[Stored data]
- - - - - - -

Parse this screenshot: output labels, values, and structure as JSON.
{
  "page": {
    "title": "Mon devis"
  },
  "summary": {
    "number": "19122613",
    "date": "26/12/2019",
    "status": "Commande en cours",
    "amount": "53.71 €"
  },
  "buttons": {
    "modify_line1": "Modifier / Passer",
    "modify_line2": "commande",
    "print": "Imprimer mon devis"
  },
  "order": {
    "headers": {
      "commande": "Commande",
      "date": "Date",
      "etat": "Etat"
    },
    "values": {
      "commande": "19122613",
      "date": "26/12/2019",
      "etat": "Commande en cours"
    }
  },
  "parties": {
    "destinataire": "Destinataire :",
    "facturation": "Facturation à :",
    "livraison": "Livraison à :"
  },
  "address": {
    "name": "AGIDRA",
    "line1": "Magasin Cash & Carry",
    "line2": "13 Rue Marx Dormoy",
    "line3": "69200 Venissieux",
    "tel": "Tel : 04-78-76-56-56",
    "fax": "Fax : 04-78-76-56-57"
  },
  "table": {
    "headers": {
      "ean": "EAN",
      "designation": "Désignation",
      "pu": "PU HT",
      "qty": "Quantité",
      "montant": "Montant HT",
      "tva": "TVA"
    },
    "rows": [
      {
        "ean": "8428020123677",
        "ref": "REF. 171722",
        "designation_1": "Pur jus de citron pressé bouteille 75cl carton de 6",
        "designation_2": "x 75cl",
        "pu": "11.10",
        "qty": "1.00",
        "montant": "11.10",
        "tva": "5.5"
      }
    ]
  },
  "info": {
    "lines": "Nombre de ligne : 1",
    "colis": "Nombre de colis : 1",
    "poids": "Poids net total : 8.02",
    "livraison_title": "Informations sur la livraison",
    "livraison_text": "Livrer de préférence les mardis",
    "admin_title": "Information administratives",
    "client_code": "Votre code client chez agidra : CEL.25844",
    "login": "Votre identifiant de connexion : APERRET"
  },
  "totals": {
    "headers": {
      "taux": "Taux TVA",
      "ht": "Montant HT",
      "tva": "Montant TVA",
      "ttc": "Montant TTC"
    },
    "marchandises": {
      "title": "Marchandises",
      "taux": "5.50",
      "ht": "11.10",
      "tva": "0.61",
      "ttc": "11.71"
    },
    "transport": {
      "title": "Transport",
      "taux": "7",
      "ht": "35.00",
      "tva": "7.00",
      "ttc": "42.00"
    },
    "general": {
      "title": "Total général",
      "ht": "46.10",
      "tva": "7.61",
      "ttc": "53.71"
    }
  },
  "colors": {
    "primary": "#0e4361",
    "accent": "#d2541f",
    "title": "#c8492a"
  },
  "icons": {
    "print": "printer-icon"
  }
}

- - - - - - -

→ **Given instruction**
Report how many lines in the records above contain the word "cours", giving only the number.

→ **Complete answer**
2